• _WHAT THE TASK ASKS_
Pull out every line of the listing below where "manga" appears.
----- DATASET ROWS -----
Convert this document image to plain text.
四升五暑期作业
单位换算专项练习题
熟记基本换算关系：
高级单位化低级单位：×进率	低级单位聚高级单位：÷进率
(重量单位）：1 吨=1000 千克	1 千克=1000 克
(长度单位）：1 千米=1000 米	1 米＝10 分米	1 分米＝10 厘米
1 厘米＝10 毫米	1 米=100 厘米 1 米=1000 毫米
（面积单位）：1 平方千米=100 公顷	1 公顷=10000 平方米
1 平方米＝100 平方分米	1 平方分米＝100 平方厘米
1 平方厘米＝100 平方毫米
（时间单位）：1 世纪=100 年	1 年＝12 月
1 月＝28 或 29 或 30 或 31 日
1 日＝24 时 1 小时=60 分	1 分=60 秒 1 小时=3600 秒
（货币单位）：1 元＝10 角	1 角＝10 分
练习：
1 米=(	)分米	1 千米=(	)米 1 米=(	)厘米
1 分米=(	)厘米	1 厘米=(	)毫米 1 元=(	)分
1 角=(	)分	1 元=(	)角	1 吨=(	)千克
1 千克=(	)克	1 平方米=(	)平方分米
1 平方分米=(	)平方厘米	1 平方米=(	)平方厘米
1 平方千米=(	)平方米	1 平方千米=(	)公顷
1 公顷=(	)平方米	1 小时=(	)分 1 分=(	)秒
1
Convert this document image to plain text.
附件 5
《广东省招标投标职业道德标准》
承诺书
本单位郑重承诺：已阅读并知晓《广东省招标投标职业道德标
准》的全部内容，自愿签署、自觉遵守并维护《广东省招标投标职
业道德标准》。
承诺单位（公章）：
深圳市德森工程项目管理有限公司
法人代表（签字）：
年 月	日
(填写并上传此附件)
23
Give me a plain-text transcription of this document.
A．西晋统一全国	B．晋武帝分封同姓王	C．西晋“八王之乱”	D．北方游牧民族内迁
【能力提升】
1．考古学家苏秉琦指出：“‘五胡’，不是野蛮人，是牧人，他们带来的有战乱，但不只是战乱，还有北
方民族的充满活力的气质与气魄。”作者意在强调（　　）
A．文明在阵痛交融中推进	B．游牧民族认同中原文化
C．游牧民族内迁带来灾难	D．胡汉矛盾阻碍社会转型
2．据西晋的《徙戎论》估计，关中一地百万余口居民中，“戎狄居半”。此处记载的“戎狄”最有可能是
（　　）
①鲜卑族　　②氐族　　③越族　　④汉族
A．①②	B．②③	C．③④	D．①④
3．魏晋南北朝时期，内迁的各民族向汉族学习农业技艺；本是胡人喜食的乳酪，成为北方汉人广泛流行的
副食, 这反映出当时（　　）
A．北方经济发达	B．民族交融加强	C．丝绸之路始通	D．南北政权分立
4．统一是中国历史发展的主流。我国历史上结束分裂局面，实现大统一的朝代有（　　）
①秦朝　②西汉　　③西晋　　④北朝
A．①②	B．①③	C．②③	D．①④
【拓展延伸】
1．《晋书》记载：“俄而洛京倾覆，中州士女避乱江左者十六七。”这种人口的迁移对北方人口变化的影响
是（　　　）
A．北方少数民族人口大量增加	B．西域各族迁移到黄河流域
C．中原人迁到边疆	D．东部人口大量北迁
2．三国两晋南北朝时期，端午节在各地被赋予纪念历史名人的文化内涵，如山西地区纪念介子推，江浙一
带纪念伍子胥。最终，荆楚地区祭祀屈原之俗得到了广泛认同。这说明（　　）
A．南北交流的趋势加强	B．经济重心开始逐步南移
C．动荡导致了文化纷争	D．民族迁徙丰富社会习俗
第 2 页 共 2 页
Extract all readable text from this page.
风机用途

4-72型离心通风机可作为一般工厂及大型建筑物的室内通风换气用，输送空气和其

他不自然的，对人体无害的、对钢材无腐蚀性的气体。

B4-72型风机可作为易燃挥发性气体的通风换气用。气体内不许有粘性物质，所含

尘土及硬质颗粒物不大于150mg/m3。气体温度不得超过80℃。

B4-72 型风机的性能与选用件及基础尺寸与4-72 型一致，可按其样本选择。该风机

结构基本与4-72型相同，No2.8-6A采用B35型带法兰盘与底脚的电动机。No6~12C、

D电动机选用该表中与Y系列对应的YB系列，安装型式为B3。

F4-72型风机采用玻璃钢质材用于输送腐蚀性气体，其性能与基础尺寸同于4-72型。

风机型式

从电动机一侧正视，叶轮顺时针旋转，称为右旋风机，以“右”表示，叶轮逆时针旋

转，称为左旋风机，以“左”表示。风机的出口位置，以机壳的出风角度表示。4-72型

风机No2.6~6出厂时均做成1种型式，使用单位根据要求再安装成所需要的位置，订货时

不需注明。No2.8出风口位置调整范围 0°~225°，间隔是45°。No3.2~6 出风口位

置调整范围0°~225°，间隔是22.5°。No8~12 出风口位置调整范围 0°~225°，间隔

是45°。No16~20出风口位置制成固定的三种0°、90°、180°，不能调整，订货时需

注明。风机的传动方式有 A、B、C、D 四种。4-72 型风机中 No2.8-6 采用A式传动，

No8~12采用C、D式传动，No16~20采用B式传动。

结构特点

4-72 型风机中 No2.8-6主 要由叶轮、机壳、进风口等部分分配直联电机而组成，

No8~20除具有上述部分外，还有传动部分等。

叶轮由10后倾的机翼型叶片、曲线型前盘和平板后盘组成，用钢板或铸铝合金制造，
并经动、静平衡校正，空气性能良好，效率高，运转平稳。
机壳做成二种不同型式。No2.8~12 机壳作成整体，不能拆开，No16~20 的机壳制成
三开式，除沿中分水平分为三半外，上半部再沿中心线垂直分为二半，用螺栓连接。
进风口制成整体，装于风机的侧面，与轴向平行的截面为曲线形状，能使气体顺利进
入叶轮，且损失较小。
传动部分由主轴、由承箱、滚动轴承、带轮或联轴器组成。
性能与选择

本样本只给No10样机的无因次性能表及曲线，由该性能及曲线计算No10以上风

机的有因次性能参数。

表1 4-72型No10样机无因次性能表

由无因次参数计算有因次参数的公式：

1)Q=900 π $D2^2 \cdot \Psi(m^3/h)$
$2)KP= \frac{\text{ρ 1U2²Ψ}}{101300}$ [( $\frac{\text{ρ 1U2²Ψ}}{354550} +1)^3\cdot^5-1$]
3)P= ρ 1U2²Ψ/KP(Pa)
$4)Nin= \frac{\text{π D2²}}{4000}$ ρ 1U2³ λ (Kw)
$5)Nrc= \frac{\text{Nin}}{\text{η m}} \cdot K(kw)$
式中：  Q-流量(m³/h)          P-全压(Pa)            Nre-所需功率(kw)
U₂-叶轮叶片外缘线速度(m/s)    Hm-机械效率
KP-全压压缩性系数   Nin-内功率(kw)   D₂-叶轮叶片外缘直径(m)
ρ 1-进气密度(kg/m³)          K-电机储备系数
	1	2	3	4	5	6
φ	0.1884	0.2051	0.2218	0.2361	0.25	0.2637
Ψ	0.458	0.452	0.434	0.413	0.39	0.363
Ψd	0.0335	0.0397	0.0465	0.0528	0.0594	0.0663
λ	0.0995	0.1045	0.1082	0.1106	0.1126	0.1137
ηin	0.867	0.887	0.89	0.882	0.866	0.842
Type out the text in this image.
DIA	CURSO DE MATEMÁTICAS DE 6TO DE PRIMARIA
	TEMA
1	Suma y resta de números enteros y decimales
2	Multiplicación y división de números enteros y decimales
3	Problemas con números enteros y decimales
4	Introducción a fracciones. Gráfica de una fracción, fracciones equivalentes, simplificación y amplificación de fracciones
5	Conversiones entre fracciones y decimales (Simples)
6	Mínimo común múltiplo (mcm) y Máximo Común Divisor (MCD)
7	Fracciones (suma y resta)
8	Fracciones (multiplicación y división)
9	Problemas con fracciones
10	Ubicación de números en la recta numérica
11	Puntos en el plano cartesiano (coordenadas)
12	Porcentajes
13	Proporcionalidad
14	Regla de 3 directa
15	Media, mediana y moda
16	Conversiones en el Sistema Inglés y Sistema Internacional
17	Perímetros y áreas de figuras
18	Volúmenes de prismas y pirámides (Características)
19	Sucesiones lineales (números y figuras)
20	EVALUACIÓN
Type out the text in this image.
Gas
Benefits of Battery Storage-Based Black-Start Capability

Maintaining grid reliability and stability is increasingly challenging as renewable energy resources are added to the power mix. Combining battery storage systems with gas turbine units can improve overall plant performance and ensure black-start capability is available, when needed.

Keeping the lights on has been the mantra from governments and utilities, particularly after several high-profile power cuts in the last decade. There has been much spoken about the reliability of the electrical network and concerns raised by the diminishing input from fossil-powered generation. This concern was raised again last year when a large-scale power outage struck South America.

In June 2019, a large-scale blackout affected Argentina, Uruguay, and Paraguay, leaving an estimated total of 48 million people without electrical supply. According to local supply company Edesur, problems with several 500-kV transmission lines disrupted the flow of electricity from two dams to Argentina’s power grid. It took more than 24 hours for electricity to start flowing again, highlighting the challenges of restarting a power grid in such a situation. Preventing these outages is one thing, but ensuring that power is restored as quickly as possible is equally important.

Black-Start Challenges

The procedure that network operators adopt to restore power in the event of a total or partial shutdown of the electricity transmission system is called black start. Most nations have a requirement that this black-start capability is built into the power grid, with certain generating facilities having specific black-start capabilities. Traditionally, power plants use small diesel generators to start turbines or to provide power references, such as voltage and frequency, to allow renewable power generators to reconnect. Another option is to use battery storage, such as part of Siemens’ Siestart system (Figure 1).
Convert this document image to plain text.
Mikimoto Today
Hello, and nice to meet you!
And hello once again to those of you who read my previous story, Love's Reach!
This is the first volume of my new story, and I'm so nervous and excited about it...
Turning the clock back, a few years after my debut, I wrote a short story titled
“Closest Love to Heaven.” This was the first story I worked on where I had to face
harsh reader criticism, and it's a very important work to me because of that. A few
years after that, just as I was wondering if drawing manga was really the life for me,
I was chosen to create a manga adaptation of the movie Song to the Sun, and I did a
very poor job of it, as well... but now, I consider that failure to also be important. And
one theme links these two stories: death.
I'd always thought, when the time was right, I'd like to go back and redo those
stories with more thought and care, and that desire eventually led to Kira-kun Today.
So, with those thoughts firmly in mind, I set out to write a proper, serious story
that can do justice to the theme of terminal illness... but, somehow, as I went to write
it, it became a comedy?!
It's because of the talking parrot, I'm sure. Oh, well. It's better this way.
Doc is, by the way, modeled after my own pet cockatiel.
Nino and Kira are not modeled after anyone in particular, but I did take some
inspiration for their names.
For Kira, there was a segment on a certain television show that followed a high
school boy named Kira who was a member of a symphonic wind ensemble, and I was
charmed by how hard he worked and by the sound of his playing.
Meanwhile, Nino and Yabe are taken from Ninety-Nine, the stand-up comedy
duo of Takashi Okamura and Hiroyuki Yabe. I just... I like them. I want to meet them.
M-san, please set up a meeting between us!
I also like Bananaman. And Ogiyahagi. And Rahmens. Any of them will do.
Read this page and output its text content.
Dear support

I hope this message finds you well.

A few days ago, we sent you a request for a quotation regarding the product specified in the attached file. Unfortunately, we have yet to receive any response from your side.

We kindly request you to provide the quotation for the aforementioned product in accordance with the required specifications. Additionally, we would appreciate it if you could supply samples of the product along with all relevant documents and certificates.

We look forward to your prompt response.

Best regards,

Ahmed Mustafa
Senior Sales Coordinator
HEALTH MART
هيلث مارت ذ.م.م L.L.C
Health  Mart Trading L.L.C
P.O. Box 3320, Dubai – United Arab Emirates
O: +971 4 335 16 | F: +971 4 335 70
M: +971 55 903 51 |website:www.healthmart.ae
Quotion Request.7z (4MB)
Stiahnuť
-----
• _EXERCISE ANSWER_
years after that, just as I was wondering if drawing manga was really the life for me,
I was chosen to create a manga adaptation of the movie Song to the Sun, and I did a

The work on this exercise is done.